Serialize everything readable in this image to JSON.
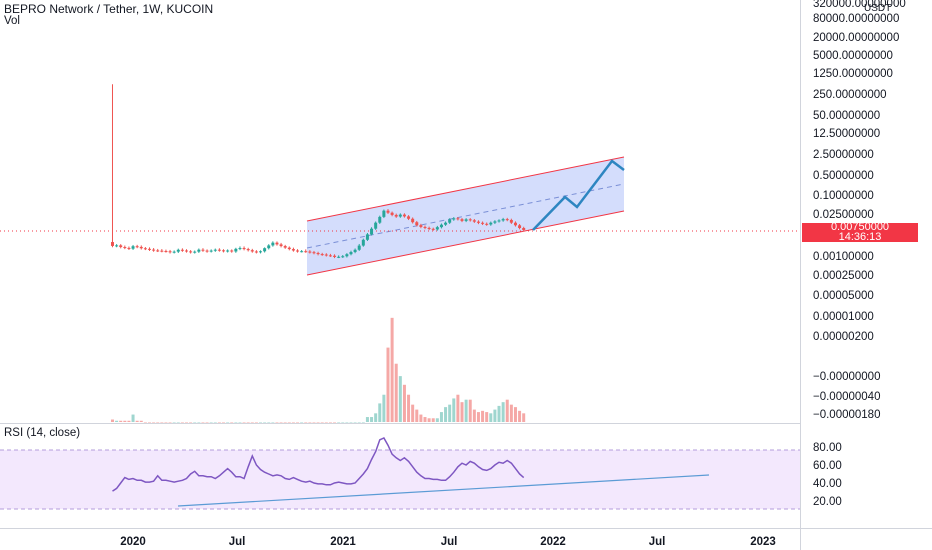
{
  "header": {
    "title": "BEPRO Network / Tether, 1W, KUCOIN",
    "vol_label": "Vol"
  },
  "rsi_panel": {
    "label": "RSI (14, close)",
    "levels": [
      80,
      60,
      40,
      20
    ],
    "level_labels": [
      "80.00",
      "60.00",
      "40.00",
      "20.00"
    ],
    "band": [
      30,
      70
    ]
  },
  "price_scale": {
    "currency": "USDT",
    "labels": [
      "320000.00000000",
      "80000.00000000",
      "20000.00000000",
      "5000.00000000",
      "1250.00000000",
      "250.00000000",
      "50.00000000",
      "12.50000000",
      "2.50000000",
      "0.50000000",
      "0.10000000",
      "0.02500000",
      "0.00100000",
      "0.00025000",
      "0.00005000",
      "0.00001000",
      "0.00000200",
      "−0.00000000",
      "−0.00000040",
      "−0.00000180"
    ]
  },
  "last_price": {
    "value": "0.00750000",
    "countdown": "14:36:13"
  },
  "time_axis": {
    "labels": [
      "2020",
      "Jul",
      "2021",
      "Jul",
      "2022",
      "Jul",
      "2023"
    ]
  },
  "colors": {
    "up": "#26a69a",
    "down": "#ef5350",
    "channel_fill": "#c9d4fb",
    "channel_line": "#f23645",
    "projection": "#2e86c1",
    "rsi_line": "#7e57c2",
    "rsi_band": "#f3e8fd",
    "trendline": "#5b9bd5"
  },
  "chart_data": [
    {
      "type": "candlestick",
      "title": "BEPRO Network / Tether, 1W, KUCOIN",
      "y_scale": "log",
      "series": [
        {
          "name": "BEPRO/USDT",
          "x": [
            "2019-12-09",
            "2019-12-16",
            "2019-12-23",
            "2019-12-30",
            "2020-01-06",
            "2020-01-13",
            "2020-01-20",
            "2020-01-27",
            "2020-02-03",
            "2020-02-10",
            "2020-02-17",
            "2020-02-24",
            "2020-03-02",
            "2020-03-09",
            "2020-03-16",
            "2020-03-23",
            "2020-03-30",
            "2020-04-06",
            "2020-04-13",
            "2020-04-20",
            "2020-04-27",
            "2020-05-04",
            "2020-05-11",
            "2020-05-18",
            "2020-05-25",
            "2020-06-01",
            "2020-06-08",
            "2020-06-15",
            "2020-06-22",
            "2020-06-29",
            "2020-07-06",
            "2020-07-13",
            "2020-07-20",
            "2020-07-27",
            "2020-08-03",
            "2020-08-10",
            "2020-08-17",
            "2020-08-24",
            "2020-08-31",
            "2020-09-07",
            "2020-09-14",
            "2020-09-21",
            "2020-09-28",
            "2020-10-05",
            "2020-10-12",
            "2020-10-19",
            "2020-10-26",
            "2020-11-02",
            "2020-11-09",
            "2020-11-16",
            "2020-11-23",
            "2020-11-30",
            "2020-12-07",
            "2020-12-14",
            "2020-12-21",
            "2020-12-28",
            "2021-01-04",
            "2021-01-11",
            "2021-01-18",
            "2021-01-25",
            "2021-02-01",
            "2021-02-08",
            "2021-02-15",
            "2021-02-22",
            "2021-03-01",
            "2021-03-08",
            "2021-03-15",
            "2021-03-22",
            "2021-03-29",
            "2021-04-05",
            "2021-04-12",
            "2021-04-19",
            "2021-04-26",
            "2021-05-03",
            "2021-05-10",
            "2021-05-17",
            "2021-05-24",
            "2021-05-31",
            "2021-06-07",
            "2021-06-14",
            "2021-06-21",
            "2021-06-28",
            "2021-07-05",
            "2021-07-12",
            "2021-07-19",
            "2021-07-26",
            "2021-08-02",
            "2021-08-09",
            "2021-08-16",
            "2021-08-23",
            "2021-08-30",
            "2021-09-06",
            "2021-09-13",
            "2021-09-20",
            "2021-09-27",
            "2021-10-04",
            "2021-10-11",
            "2021-10-18",
            "2021-10-25",
            "2021-11-01",
            "2021-11-08"
          ],
          "open": [
            0.00295,
            0.00218,
            0.00228,
            0.002,
            0.00187,
            0.00176,
            0.00213,
            0.00202,
            0.00182,
            0.00174,
            0.00164,
            0.00154,
            0.00151,
            0.00147,
            0.00144,
            0.00135,
            0.0014,
            0.00162,
            0.00153,
            0.00143,
            0.00133,
            0.0014,
            0.00163,
            0.00152,
            0.00143,
            0.00152,
            0.00163,
            0.00155,
            0.00145,
            0.00153,
            0.00142,
            0.00174,
            0.00185,
            0.00171,
            0.00157,
            0.00142,
            0.00134,
            0.00144,
            0.00183,
            0.00227,
            0.00281,
            0.00246,
            0.00216,
            0.00191,
            0.00171,
            0.00153,
            0.00143,
            0.00145,
            0.00141,
            0.00134,
            0.00126,
            0.00116,
            0.00112,
            0.00105,
            0.00102,
            0.00093,
            0.00094,
            0.00098,
            0.00115,
            0.00136,
            0.00162,
            0.00224,
            0.00351,
            0.00534,
            0.00829,
            0.0132,
            0.0207,
            0.0335,
            0.0286,
            0.0241,
            0.0212,
            0.0247,
            0.0215,
            0.0179,
            0.0137,
            0.0109,
            0.0095,
            0.00879,
            0.00821,
            0.00783,
            0.00934,
            0.0113,
            0.0132,
            0.0169,
            0.0185,
            0.0173,
            0.0152,
            0.0171,
            0.0159,
            0.0143,
            0.0131,
            0.0121,
            0.0115,
            0.0132,
            0.0146,
            0.0157,
            0.0174,
            0.0163,
            0.0132,
            0.0108,
            0.00874
          ],
          "high": [
            600,
            0.00251,
            0.00251,
            0.00225,
            0.00209,
            0.00235,
            0.00237,
            0.00227,
            0.002,
            0.00195,
            0.00185,
            0.00173,
            0.00171,
            0.00164,
            0.0016,
            0.00154,
            0.00177,
            0.00181,
            0.00169,
            0.00158,
            0.00153,
            0.00179,
            0.00183,
            0.00167,
            0.00167,
            0.00178,
            0.00182,
            0.00169,
            0.00167,
            0.00167,
            0.00189,
            0.0021,
            0.0021,
            0.00189,
            0.00174,
            0.00157,
            0.00155,
            0.00195,
            0.0025,
            0.00312,
            0.00309,
            0.00276,
            0.00237,
            0.0021,
            0.00191,
            0.0017,
            0.00159,
            0.00167,
            0.00157,
            0.00148,
            0.00139,
            0.00128,
            0.00124,
            0.00118,
            0.00114,
            0.00105,
            0.00108,
            0.00125,
            0.00151,
            0.00179,
            0.00254,
            0.00384,
            0.00594,
            0.00928,
            0.0145,
            0.0228,
            0.0366,
            0.0379,
            0.0313,
            0.0267,
            0.0272,
            0.0273,
            0.0237,
            0.0198,
            0.0151,
            0.0121,
            0.0106,
            0.00974,
            0.00899,
            0.0103,
            0.0124,
            0.0145,
            0.0186,
            0.0204,
            0.0204,
            0.0189,
            0.0188,
            0.0188,
            0.0176,
            0.0159,
            0.0145,
            0.0134,
            0.0144,
            0.016,
            0.0172,
            0.0192,
            0.0192,
            0.018,
            0.0146,
            0.0119,
            0.00964
          ],
          "low": [
            0.00197,
            0.00197,
            0.00181,
            0.0017,
            0.00159,
            0.0016,
            0.00183,
            0.00165,
            0.00158,
            0.00148,
            0.00139,
            0.00136,
            0.00133,
            0.0013,
            0.00121,
            0.00122,
            0.00126,
            0.00138,
            0.0013,
            0.00121,
            0.00121,
            0.00127,
            0.00138,
            0.00129,
            0.00131,
            0.00138,
            0.0014,
            0.00132,
            0.00131,
            0.00129,
            0.00128,
            0.00157,
            0.00155,
            0.00142,
            0.00129,
            0.00122,
            0.00122,
            0.00131,
            0.00166,
            0.00206,
            0.00223,
            0.00195,
            0.00174,
            0.00155,
            0.0014,
            0.0013,
            0.00131,
            0.00128,
            0.00121,
            0.00114,
            0.00105,
            0.00101,
            0.00096,
            0.00093,
            0.00085,
            0.00085,
            0.00086,
            0.00089,
            0.00105,
            0.00124,
            0.00148,
            0.00205,
            0.0032,
            0.00488,
            0.00758,
            0.012,
            0.0189,
            0.026,
            0.0218,
            0.0192,
            0.0193,
            0.0196,
            0.0162,
            0.0124,
            0.00989,
            0.0086,
            0.00796,
            0.00745,
            0.00709,
            0.00711,
            0.00846,
            0.0103,
            0.012,
            0.0153,
            0.0157,
            0.0138,
            0.0138,
            0.0144,
            0.013,
            0.0118,
            0.011,
            0.0104,
            0.0104,
            0.0119,
            0.0133,
            0.0142,
            0.0148,
            0.012,
            0.00979,
            0.00792,
            0.00679
          ],
          "close": [
            0.00218,
            0.00228,
            0.002,
            0.00187,
            0.00176,
            0.00213,
            0.00202,
            0.00182,
            0.00174,
            0.00164,
            0.00154,
            0.00151,
            0.00147,
            0.00144,
            0.00135,
            0.0014,
            0.00162,
            0.00153,
            0.00143,
            0.00133,
            0.0014,
            0.00163,
            0.00152,
            0.00143,
            0.00152,
            0.00163,
            0.00155,
            0.00145,
            0.00153,
            0.00142,
            0.00174,
            0.00185,
            0.00171,
            0.00157,
            0.00142,
            0.00134,
            0.00144,
            0.00183,
            0.00227,
            0.00281,
            0.00246,
            0.00216,
            0.00191,
            0.00171,
            0.00153,
            0.00143,
            0.00145,
            0.00141,
            0.00134,
            0.00126,
            0.00116,
            0.00112,
            0.00105,
            0.00102,
            0.00093,
            0.00094,
            0.00098,
            0.00115,
            0.00136,
            0.00162,
            0.00224,
            0.00351,
            0.00534,
            0.00829,
            0.0132,
            0.0207,
            0.0335,
            0.0286,
            0.0241,
            0.0212,
            0.0247,
            0.0215,
            0.0179,
            0.0137,
            0.0109,
            0.0095,
            0.00879,
            0.00821,
            0.00783,
            0.00934,
            0.0113,
            0.0132,
            0.0169,
            0.0185,
            0.0173,
            0.0152,
            0.0171,
            0.0159,
            0.0143,
            0.0131,
            0.0121,
            0.0115,
            0.0132,
            0.0146,
            0.0157,
            0.0174,
            0.0163,
            0.0132,
            0.0108,
            0.00874,
            0.0075
          ]
        }
      ],
      "last_value": 0.0075
    },
    {
      "type": "bar",
      "name": "Vol",
      "values": [
        2,
        1,
        1,
        1,
        1,
        6,
        1,
        1,
        0,
        0,
        0,
        0,
        0,
        0,
        0,
        0,
        0,
        0,
        0,
        0,
        0,
        0,
        0,
        0,
        0,
        0,
        0,
        0,
        0,
        0,
        0,
        0,
        0,
        0,
        0,
        0,
        0,
        0,
        0,
        0,
        0,
        0,
        0,
        0,
        0,
        0,
        0,
        0,
        0,
        0,
        0,
        0,
        0,
        0,
        0,
        0,
        0,
        0,
        0,
        0,
        0,
        0,
        4,
        4,
        7,
        15,
        22,
        60,
        84,
        47,
        37,
        30,
        22,
        14,
        10,
        6,
        4,
        3,
        3,
        3,
        8,
        12,
        14,
        19,
        22,
        16,
        18,
        18,
        10,
        8,
        9,
        8,
        7,
        10,
        13,
        16,
        18,
        14,
        12,
        9,
        7
      ]
    },
    {
      "type": "line",
      "name": "RSI (14, close)",
      "ylim": [
        15,
        90
      ],
      "values": [
        31,
        34,
        40,
        46,
        44,
        45,
        43,
        43,
        41,
        41,
        42,
        48,
        43,
        43,
        42,
        41,
        42,
        43,
        45,
        50,
        53,
        48,
        48,
        47,
        47,
        45,
        48,
        52,
        56,
        52,
        47,
        47,
        45,
        58,
        70,
        60,
        55,
        52,
        50,
        48,
        49,
        48,
        45,
        44,
        46,
        44,
        42,
        41,
        42,
        40,
        39,
        39,
        38,
        38,
        40,
        41,
        40,
        39,
        39,
        40,
        45,
        50,
        56,
        66,
        75,
        88,
        90,
        82,
        72,
        68,
        65,
        68,
        64,
        58,
        52,
        48,
        45,
        45,
        44,
        44,
        43,
        43,
        47,
        52,
        58,
        62,
        60,
        64,
        62,
        58,
        55,
        54,
        56,
        60,
        63,
        62,
        65,
        62,
        56,
        50,
        46
      ]
    }
  ]
}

Task instructions: Copy out each line in the listing that has the word "Tether".

Solved exercise:
    "title": "BEPRO Network / Tether, 1W, KUCOIN",
      "title": "BEPRO Network / Tether, 1W, KUCOIN",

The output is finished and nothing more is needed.